====== Records supplied ======
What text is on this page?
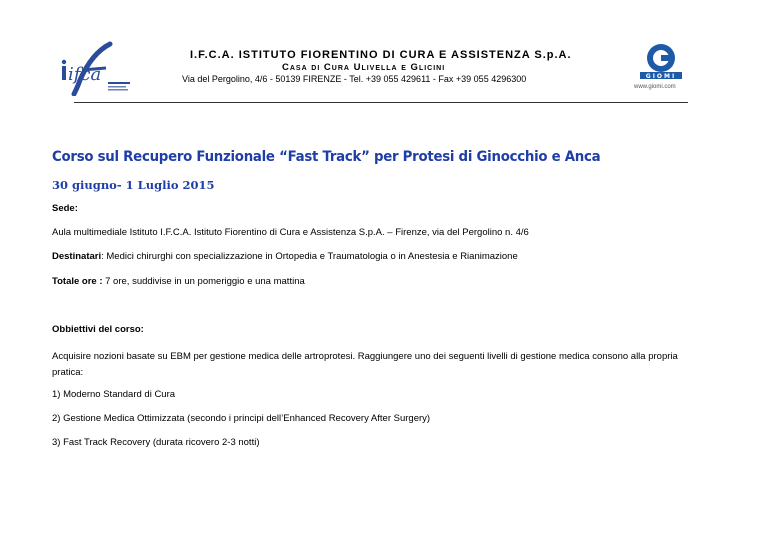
ifca
I.F.C.A. ISTITUTO FIORENTINO DI CURA E ASSISTENZA S.p.A.
Casa di Cura Ulivella e Glicini
Via del Pergolino, 4/6 - 50139 FIRENZE - Tel. +39 055 429611 - Fax +39 055 4296300	GIOMI
www.giomi.com
Corso sul Recupero Funzionale “Fast Track” per Protesi di Ginocchio e Anca
30 giugno- 1 Luglio 2015
Sede:
Aula multimediale Istituto I.F.C.A. Istituto Fiorentino di Cura e Assistenza S.p.A. – Firenze, via del Pergolino n. 4/6
Destinatari: Medici chirurghi con specializzazione in Ortopedia e Traumatologia o in Anestesia e Rianimazione
Totale ore : 7 ore, suddivise in un pomeriggio e una mattina
Obbiettivi del corso:
Acquisire nozioni basate su EBM per gestione medica delle artroprotesi. Raggiungere uno dei seguenti livelli di gestione medica consono alla propria pratica:
1) Moderno Standard di Cura
2) Gestione Medica Ottimizzata (secondo i principi dell’Enhanced Recovery After Surgery)
3) Fast Track Recovery (durata ricovero 2-3 notti)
======
▶ [Task to complete]: Copy out every line in the listing where the word "Fast" appears.

▶ [Result of the task]:
Corso sul Recupero Funzionale “Fast Track” per Protesi di Ginocchio e Anca
3) Fast Track Recovery (durata ricovero 2-3 notti)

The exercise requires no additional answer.